--- DATA EXCERPTS ---

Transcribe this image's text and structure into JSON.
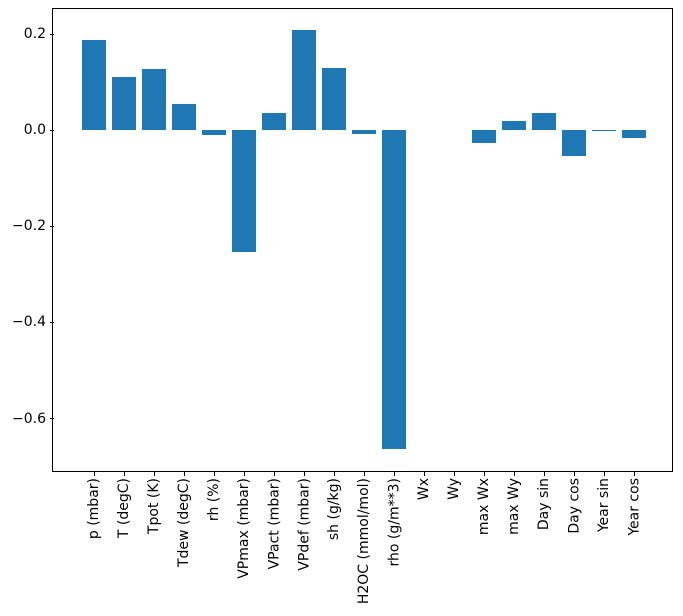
{
  "figure": {
    "background": "#ffffff",
    "title": ""
  },
  "chart_data": {
    "type": "bar",
    "title": "",
    "xlabel": "",
    "ylabel": "",
    "bar_color": "#1f77b4",
    "axis_color": "#000000",
    "grid": false,
    "legend": null,
    "categories": [
      "p (mbar)",
      "T (degC)",
      "Tpot (K)",
      "Tdew (degC)",
      "rh (%)",
      "VPmax (mbar)",
      "VPact (mbar)",
      "VPdef (mbar)",
      "sh (g/kg)",
      "H2OC (mmol/mol)",
      "rho (g/m**3)",
      "Wx",
      "Wy",
      "max Wx",
      "max Wy",
      "Day sin",
      "Day cos",
      "Year sin",
      "Year cos"
    ],
    "values": [
      0.187,
      0.11,
      0.128,
      0.055,
      -0.011,
      -0.254,
      0.035,
      0.208,
      0.129,
      -0.008,
      -0.664,
      0.0,
      0.0,
      -0.026,
      0.019,
      0.035,
      -0.054,
      -0.002,
      -0.017
    ],
    "ytick_labels": [
      "0.2",
      "0.0",
      "−0.2",
      "−0.4",
      "−0.6"
    ],
    "ytick_values": [
      0.2,
      0.0,
      -0.2,
      -0.4,
      -0.6
    ],
    "ylim": [
      -0.711,
      0.252
    ],
    "x_label_rotation_deg": 90
  }
}
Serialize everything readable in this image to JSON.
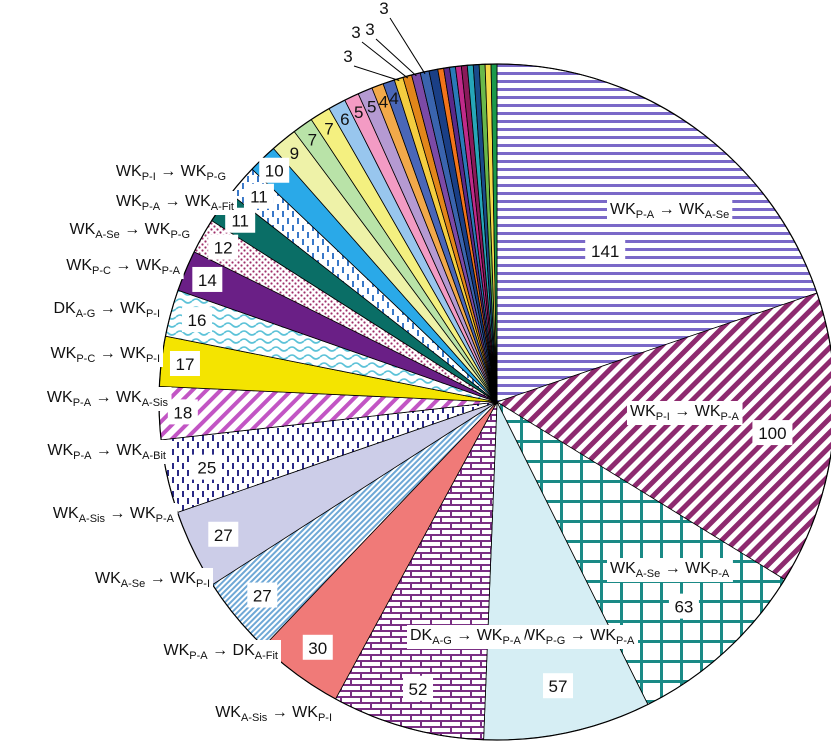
{
  "chart_data": {
    "type": "pie",
    "title": "",
    "slices": [
      {
        "value": 141,
        "label": "WK_{P-A} → WK_{A-Se}",
        "color": "#7a68c8",
        "pattern": "hlines"
      },
      {
        "value": 100,
        "label": "WK_{P-I} → WK_{P-A}",
        "color": "#8e2a6f",
        "pattern": "diag"
      },
      {
        "value": 63,
        "label": "WK_{A-Se} → WK_{P-A}",
        "color": "#1a8a86",
        "pattern": "grid"
      },
      {
        "value": 57,
        "label": "WK_{P-G} → WK_{P-A}",
        "color": "#d6eef4",
        "pattern": "solid"
      },
      {
        "value": 52,
        "label": "DK_{A-G} → WK_{P-A}",
        "color": "#7b2f84",
        "pattern": "brick"
      },
      {
        "value": 30,
        "label": "WK_{A-Sis} → WK_{P-I}",
        "color": "#f07a78",
        "pattern": "solid"
      },
      {
        "value": 27,
        "label": "WK_{P-A} → DK_{A-Fit}",
        "color": "#6fa8d6",
        "pattern": "fine"
      },
      {
        "value": 27,
        "label": "WK_{A-Se} → WK_{P-I}",
        "color": "#cccde8",
        "pattern": "solid"
      },
      {
        "value": 25,
        "label": "WK_{A-Sis} → WK_{P-A}",
        "color": "#2a2a86",
        "pattern": "dash"
      },
      {
        "value": 18,
        "label": "WK_{P-A} → WK_{A-Bit}",
        "color": "#c255c4",
        "pattern": "diag2"
      },
      {
        "value": 17,
        "label": "WK_{P-A} → WK_{A-Sis}",
        "color": "#f4e400",
        "pattern": "solid"
      },
      {
        "value": 16,
        "label": "WK_{P-C} → WK_{P-I}",
        "color": "#5cc2d8",
        "pattern": "wave"
      },
      {
        "value": 14,
        "label": "DK_{A-G} → WK_{P-I}",
        "color": "#6a1f86",
        "pattern": "solid"
      },
      {
        "value": 12,
        "label": "WK_{P-C} → WK_{P-A}",
        "color": "#a0306a",
        "pattern": "dots"
      },
      {
        "value": 11,
        "label": "WK_{A-Se} → WK_{P-G}",
        "color": "#0a6e66",
        "pattern": "solid"
      },
      {
        "value": 11,
        "label": "",
        "color": "#3a78c8",
        "pattern": "dash"
      },
      {
        "value": 10,
        "label": "WK_{P-A} → WK_{A-Fit}",
        "color": "#2aa9e8",
        "pattern": "solid"
      },
      {
        "value": 9,
        "label": "WK_{P-I} → WK_{P-G}",
        "color": "#eef2a8",
        "pattern": "solid"
      },
      {
        "value": 7,
        "label": "",
        "color": "#b9e3a8",
        "pattern": "solid"
      },
      {
        "value": 7,
        "label": "",
        "color": "#f4f080",
        "pattern": "solid"
      },
      {
        "value": 6,
        "label": "",
        "color": "#98c6ee",
        "pattern": "solid"
      },
      {
        "value": 5,
        "label": "",
        "color": "#f39bc4",
        "pattern": "solid"
      },
      {
        "value": 5,
        "label": "",
        "color": "#b59ad2",
        "pattern": "solid"
      },
      {
        "value": 4,
        "label": "",
        "color": "#f2a94a",
        "pattern": "solid"
      },
      {
        "value": 4,
        "label": "",
        "color": "#4a67b8",
        "pattern": "solid"
      },
      {
        "value": 3,
        "label": "",
        "color": "#f4ce40",
        "pattern": "solid"
      },
      {
        "value": 3,
        "label": "",
        "color": "#e2861a",
        "pattern": "solid"
      },
      {
        "value": 3,
        "label": "",
        "color": "#7c4aa6",
        "pattern": "solid"
      },
      {
        "value": 3,
        "label": "",
        "color": "#3a64ae",
        "pattern": "solid"
      },
      {
        "value": 3,
        "label": "",
        "color": "#1a3f86",
        "pattern": "solid"
      },
      {
        "value": 2,
        "label": "",
        "color": "#f2741a",
        "pattern": "solid"
      },
      {
        "value": 2,
        "label": "",
        "color": "#5a2a8a",
        "pattern": "solid"
      },
      {
        "value": 2,
        "label": "",
        "color": "#2a7ab8",
        "pattern": "solid"
      },
      {
        "value": 2,
        "label": "",
        "color": "#c02a8a",
        "pattern": "solid"
      },
      {
        "value": 2,
        "label": "",
        "color": "#8a1a5a",
        "pattern": "solid"
      },
      {
        "value": 2,
        "label": "",
        "color": "#26a6b8",
        "pattern": "solid"
      },
      {
        "value": 2,
        "label": "",
        "color": "#1a4a8a",
        "pattern": "solid"
      },
      {
        "value": 2,
        "label": "",
        "color": "#6ab84a",
        "pattern": "solid"
      },
      {
        "value": 2,
        "label": "",
        "color": "#f4d84a",
        "pattern": "solid"
      },
      {
        "value": 2,
        "label": "",
        "color": "#1a9a4a",
        "pattern": "solid"
      }
    ]
  }
}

---

## SHORT PROBLEM
Output every entry verbatim. Pictures do not belong in the copy.

## EXERCISE RESPONSE
Transcribe this image's text and structure into JSON.
{
  "figure": {
    "background": "#ffffff",
    "title": ""
  },
  "chart_data": {
    "type": "bar",
    "title": "",
    "xlabel": "",
    "ylabel": "",
    "bar_color": "#1f77b4",
    "axis_color": "#000000",
    "grid": false,
    "legend": null,
    "categories": [
      "p (mbar)",
      "T (degC)",
      "Tpot (K)",
      "Tdew (degC)",
      "rh (%)",
      "VPmax (mbar)",
      "VPact (mbar)",
      "VPdef (mbar)",
      "sh (g/kg)",
      "H2OC (mmol/mol)",
      "rho (g/m**3)",
      "Wx",
      "Wy",
      "max Wx",
      "max Wy",
      "Day sin",
      "Day cos",
      "Year sin",
      "Year cos"
    ],
    "values": [
      0.187,
      0.11,
      0.128,
      0.055,
      -0.011,
      -0.254,
      0.035,
      0.208,
      0.129,
      -0.008,
      -0.664,
      0.0,
      0.0,
      -0.026,
      0.019,
      0.035,
      -0.054,
      -0.002,
      -0.017
    ],
    "ytick_labels": [
      "0.2",
      "0.0",
      "−0.2",
      "−0.4",
      "−0.6"
    ],
    "ytick_values": [
      0.2,
      0.0,
      -0.2,
      -0.4,
      -0.6
    ],
    "ylim": [
      -0.711,
      0.252
    ],
    "x_label_rotation_deg": 90
  }
}
Serialize everything readable in this image to JSON.
{
  "chart_data": {
    "type": "pie",
    "title": "",
    "slices": [
      {
        "value": 141,
        "label": "WK_{P-A} → WK_{A-Se}",
        "color": "#7a68c8",
        "pattern": "hlines"
      },
      {
        "value": 100,
        "label": "WK_{P-I} → WK_{P-A}",
        "color": "#8e2a6f",
        "pattern": "diag"
      },
      {
        "value": 63,
        "label": "WK_{A-Se} → WK_{P-A}",
        "color": "#1a8a86",
        "pattern": "grid"
      },
      {
        "value": 57,
        "label": "WK_{P-G} → WK_{P-A}",
        "color": "#d6eef4",
        "pattern": "solid"
      },
      {
        "value": 52,
        "label": "DK_{A-G} → WK_{P-A}",
        "color": "#7b2f84",
        "pattern": "brick"
      },
      {
        "value": 30,
        "label": "WK_{A-Sis} → WK_{P-I}",
        "color": "#f07a78",
        "pattern": "solid"
      },
      {
        "value": 27,
        "label": "WK_{P-A} → DK_{A-Fit}",
        "color": "#6fa8d6",
        "pattern": "fine"
      },
      {
        "value": 27,
        "label": "WK_{A-Se} → WK_{P-I}",
        "color": "#cccde8",
        "pattern": "solid"
      },
      {
        "value": 25,
        "label": "WK_{A-Sis} → WK_{P-A}",
        "color": "#2a2a86",
        "pattern": "dash"
      },
      {
        "value": 18,
        "label": "WK_{P-A} → WK_{A-Bit}",
        "color": "#c255c4",
        "pattern": "diag2"
      },
      {
        "value": 17,
        "label": "WK_{P-A} → WK_{A-Sis}",
        "color": "#f4e400",
        "pattern": "solid"
      },
      {
        "value": 16,
        "label": "WK_{P-C} → WK_{P-I}",
        "color": "#5cc2d8",
        "pattern": "wave"
      },
      {
        "value": 14,
        "label": "DK_{A-G} → WK_{P-I}",
        "color": "#6a1f86",
        "pattern": "solid"
      },
      {
        "value": 12,
        "label": "WK_{P-C} → WK_{P-A}",
        "color": "#a0306a",
        "pattern": "dots"
      },
      {
        "value": 11,
        "label": "WK_{A-Se} → WK_{P-G}",
        "color": "#0a6e66",
        "pattern": "solid"
      },
      {
        "value": 11,
        "label": "",
        "color": "#3a78c8",
        "pattern": "dash"
      },
      {
        "value": 10,
        "label": "WK_{P-A} → WK_{A-Fit}",
        "color": "#2aa9e8",
        "pattern": "solid"
      },
      {
        "value": 9,
        "label": "WK_{P-I} → WK_{P-G}",
        "color": "#eef2a8",
        "pattern": "solid"
      },
      {
        "value": 7,
        "label": "",
        "color": "#b9e3a8",
        "pattern": "solid"
      },
      {
        "value": 7,
        "label": "",
        "color": "#f4f080",
        "pattern": "solid"
      },
      {
        "value": 6,
        "label": "",
        "color": "#98c6ee",
        "pattern": "solid"
      },
      {
        "value": 5,
        "label": "",
        "color": "#f39bc4",
        "pattern": "solid"
      },
      {
        "value": 5,
        "label": "",
        "color": "#b59ad2",
        "pattern": "solid"
      },
      {
        "value": 4,
        "label": "",
        "color": "#f2a94a",
        "pattern": "solid"
      },
      {
        "value": 4,
        "label": "",
        "color": "#4a67b8",
        "pattern": "solid"
      },
      {
        "value": 3,
        "label": "",
        "color": "#f4ce40",
        "pattern": "solid"
      },
      {
        "value": 3,
        "label": "",
        "color": "#e2861a",
        "pattern": "solid"
      },
      {
        "value": 3,
        "label": "",
        "color": "#7c4aa6",
        "pattern": "solid"
      },
      {
        "value": 3,
        "label": "",
        "color": "#3a64ae",
        "pattern": "solid"
      },
      {
        "value": 3,
        "label": "",
        "color": "#1a3f86",
        "pattern": "solid"
      },
      {
        "value": 2,
        "label": "",
        "color": "#f2741a",
        "pattern": "solid"
      },
      {
        "value": 2,
        "label": "",
        "color": "#5a2a8a",
        "pattern": "solid"
      },
      {
        "value": 2,
        "label": "",
        "color": "#2a7ab8",
        "pattern": "solid"
      },
      {
        "value": 2,
        "label": "",
        "color": "#c02a8a",
        "pattern": "solid"
      },
      {
        "value": 2,
        "label": "",
        "color": "#8a1a5a",
        "pattern": "solid"
      },
      {
        "value": 2,
        "label": "",
        "color": "#26a6b8",
        "pattern": "solid"
      },
      {
        "value": 2,
        "label": "",
        "color": "#1a4a8a",
        "pattern": "solid"
      },
      {
        "value": 2,
        "label": "",
        "color": "#6ab84a",
        "pattern": "solid"
      },
      {
        "value": 2,
        "label": "",
        "color": "#f4d84a",
        "pattern": "solid"
      },
      {
        "value": 2,
        "label": "",
        "color": "#1a9a4a",
        "pattern": "solid"
      }
    ]
  }
}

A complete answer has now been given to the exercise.